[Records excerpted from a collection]
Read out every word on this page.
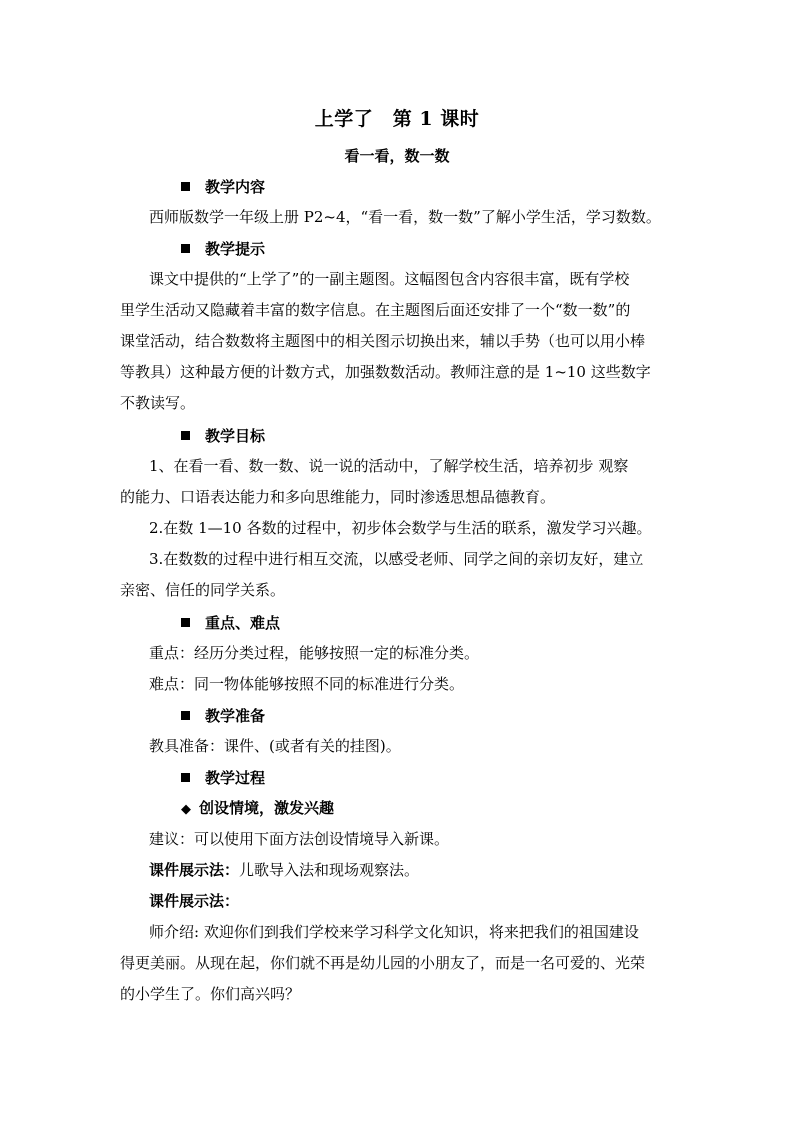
上学了　第 1 课时
看一看，数一数
教学内容
西师版数学一年级上册 P2~4，“看一看，数一数”了解小学生活，学习数数。
教学提示
课文中提供的“上学了”的一副主题图。这幅图包含内容很丰富，既有学校
里学生活动又隐藏着丰富的数字信息。在主题图后面还安排了一个“数一数”的
课堂活动，结合数数将主题图中的相关图示切换出来，辅以手势（也可以用小棒
等教具）这种最方便的计数方式，加强数数活动。教师注意的是 1~10 这些数字
不教读写。
教学目标
1、在看一看、数一数、说一说的活动中，了解学校生活，培养初步 观察
的能力、口语表达能力和多向思维能力，同时渗透思想品德教育。
2.在数 1—10 各数的过程中，初步体会数学与生活的联系，激发学习兴趣。
3.在数数的过程中进行相互交流，以感受老师、同学之间的亲切友好，建立
亲密、信任的同学关系。
重点、难点
重点：经历分类过程，能够按照一定的标准分类。
难点：同一物体能够按照不同的标准进行分类。
教学准备
教具准备：课件、(或者有关的挂图)。
教学过程
◆ 创设情境，激发兴趣
建议：可以使用下面方法创设情境导入新课。
课件展示法：儿歌导入法和现场观察法。
课件展示法：
师介绍: 欢迎你们到我们学校来学习科学文化知识，将来把我们的祖国建设
得更美丽。从现在起，你们就不再是幼儿园的小朋友了，而是一名可爱的、光荣
的小学生了。你们高兴吗？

WHAT YOU SHOULD DO =>
Each record above should come back exactly the same, only without its pictures.

REPLY TO THE EXERCISE =>
Read out every word on this page.
上学了　第 1 课时
看一看，数一数
教学内容
西师版数学一年级上册 P2~4，“看一看，数一数”了解小学生活，学习数数。
教学提示
课文中提供的“上学了”的一副主题图。这幅图包含内容很丰富，既有学校
里学生活动又隐藏着丰富的数字信息。在主题图后面还安排了一个“数一数”的
课堂活动，结合数数将主题图中的相关图示切换出来，辅以手势（也可以用小棒
等教具）这种最方便的计数方式，加强数数活动。教师注意的是 1~10 这些数字
不教读写。
教学目标
1、在看一看、数一数、说一说的活动中，了解学校生活，培养初步 观察
的能力、口语表达能力和多向思维能力，同时渗透思想品德教育。
2.在数 1—10 各数的过程中，初步体会数学与生活的联系，激发学习兴趣。
3.在数数的过程中进行相互交流，以感受老师、同学之间的亲切友好，建立
亲密、信任的同学关系。
重点、难点
重点：经历分类过程，能够按照一定的标准分类。
难点：同一物体能够按照不同的标准进行分类。
教学准备
教具准备：课件、(或者有关的挂图)。
教学过程
◆ 创设情境，激发兴趣
建议：可以使用下面方法创设情境导入新课。
课件展示法：儿歌导入法和现场观察法。
课件展示法：
师介绍: 欢迎你们到我们学校来学习科学文化知识，将来把我们的祖国建设
得更美丽。从现在起，你们就不再是幼儿园的小朋友了，而是一名可爱的、光荣
的小学生了。你们高兴吗？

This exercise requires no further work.